## What is being asked
Restate the listing that follows word for word, without its pictures.
>> Begin
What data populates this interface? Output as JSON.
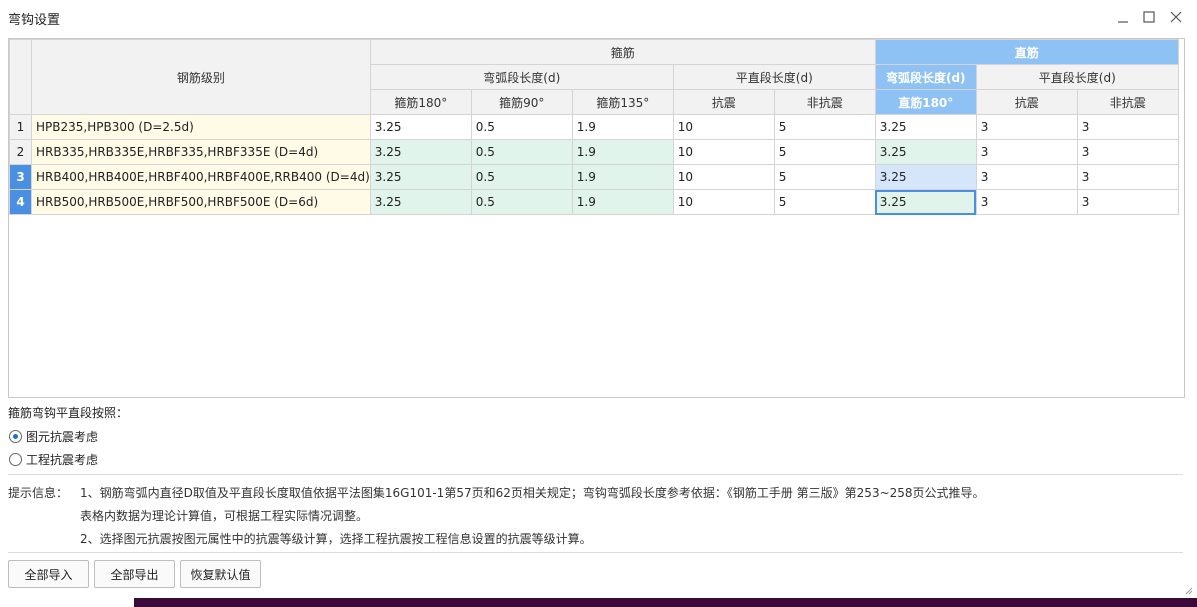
{
  "window": {
    "title": "弯钩设置"
  },
  "colors": {
    "accent": "#8ec2f5",
    "rowSelected": "#4a90e2",
    "nameCell": "#fffbe6",
    "mintCell": "#e0f4ec",
    "highlightCell": "#d5e6fa"
  },
  "table": {
    "header": {
      "grade": "钢筋级别",
      "stirrup": "箍筋",
      "straight": "直筋",
      "arc_length": "弯弧段长度(d)",
      "flat_length": "平直段长度(d)",
      "straight_arc_length": "弯弧段长度(d)",
      "straight_flat_length": "平直段长度(d)",
      "stirrup180": "箍筋180°",
      "stirrup90": "箍筋90°",
      "stirrup135": "箍筋135°",
      "seismic": "抗震",
      "nonseismic": "非抗震",
      "straight180": "直筋180°",
      "straight_seismic": "抗震",
      "straight_nonseismic": "非抗震"
    },
    "rows": [
      {
        "num": "1",
        "name": "HPB235,HPB300 (D=2.5d)",
        "v": [
          "3.25",
          "0.5",
          "1.9",
          "10",
          "5",
          "3.25",
          "3",
          "3"
        ]
      },
      {
        "num": "2",
        "name": "HRB335,HRB335E,HRBF335,HRBF335E (D=4d)",
        "v": [
          "3.25",
          "0.5",
          "1.9",
          "10",
          "5",
          "3.25",
          "3",
          "3"
        ]
      },
      {
        "num": "3",
        "name": "HRB400,HRB400E,HRBF400,HRBF400E,RRB400 (D=4d)",
        "v": [
          "3.25",
          "0.5",
          "1.9",
          "10",
          "5",
          "3.25",
          "3",
          "3"
        ]
      },
      {
        "num": "4",
        "name": "HRB500,HRB500E,HRBF500,HRBF500E (D=6d)",
        "v": [
          "3.25",
          "0.5",
          "1.9",
          "10",
          "5",
          "3.25",
          "3",
          "3"
        ]
      }
    ]
  },
  "options": {
    "label": "箍筋弯钩平直段按照：",
    "radio1": "图元抗震考虑",
    "radio2": "工程抗震考虑",
    "selected": "radio1"
  },
  "tips": {
    "label": "提示信息：",
    "line1": "1、钢筋弯弧内直径D取值及平直段长度取值依据平法图集16G101-1第57页和62页相关规定；弯钩弯弧段长度参考依据：《钢筋工手册  第三版》第253~258页公式推导。",
    "line2": "表格内数据为理论计算值，可根据工程实际情况调整。",
    "line3": "2、选择图元抗震按图元属性中的抗震等级计算，选择工程抗震按工程信息设置的抗震等级计算。"
  },
  "buttons": {
    "import_all": "全部导入",
    "export_all": "全部导出",
    "restore_default": "恢复默认值"
  }
}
>> End
## Correct response
What data populates this interface? Output as JSON.
{
  "window": {
    "title": "弯钩设置"
  },
  "colors": {
    "accent": "#8ec2f5",
    "rowSelected": "#4a90e2",
    "nameCell": "#fffbe6",
    "mintCell": "#e0f4ec",
    "highlightCell": "#d5e6fa"
  },
  "table": {
    "header": {
      "grade": "钢筋级别",
      "stirrup": "箍筋",
      "straight": "直筋",
      "arc_length": "弯弧段长度(d)",
      "flat_length": "平直段长度(d)",
      "straight_arc_length": "弯弧段长度(d)",
      "straight_flat_length": "平直段长度(d)",
      "stirrup180": "箍筋180°",
      "stirrup90": "箍筋90°",
      "stirrup135": "箍筋135°",
      "seismic": "抗震",
      "nonseismic": "非抗震",
      "straight180": "直筋180°",
      "straight_seismic": "抗震",
      "straight_nonseismic": "非抗震"
    },
    "rows": [
      {
        "num": "1",
        "name": "HPB235,HPB300 (D=2.5d)",
        "v": [
          "3.25",
          "0.5",
          "1.9",
          "10",
          "5",
          "3.25",
          "3",
          "3"
        ]
      },
      {
        "num": "2",
        "name": "HRB335,HRB335E,HRBF335,HRBF335E (D=4d)",
        "v": [
          "3.25",
          "0.5",
          "1.9",
          "10",
          "5",
          "3.25",
          "3",
          "3"
        ]
      },
      {
        "num": "3",
        "name": "HRB400,HRB400E,HRBF400,HRBF400E,RRB400 (D=4d)",
        "v": [
          "3.25",
          "0.5",
          "1.9",
          "10",
          "5",
          "3.25",
          "3",
          "3"
        ]
      },
      {
        "num": "4",
        "name": "HRB500,HRB500E,HRBF500,HRBF500E (D=6d)",
        "v": [
          "3.25",
          "0.5",
          "1.9",
          "10",
          "5",
          "3.25",
          "3",
          "3"
        ]
      }
    ]
  },
  "options": {
    "label": "箍筋弯钩平直段按照：",
    "radio1": "图元抗震考虑",
    "radio2": "工程抗震考虑",
    "selected": "radio1"
  },
  "tips": {
    "label": "提示信息：",
    "line1": "1、钢筋弯弧内直径D取值及平直段长度取值依据平法图集16G101-1第57页和62页相关规定；弯钩弯弧段长度参考依据：《钢筋工手册  第三版》第253~258页公式推导。",
    "line2": "表格内数据为理论计算值，可根据工程实际情况调整。",
    "line3": "2、选择图元抗震按图元属性中的抗震等级计算，选择工程抗震按工程信息设置的抗震等级计算。"
  },
  "buttons": {
    "import_all": "全部导入",
    "export_all": "全部导出",
    "restore_default": "恢复默认值"
  }
}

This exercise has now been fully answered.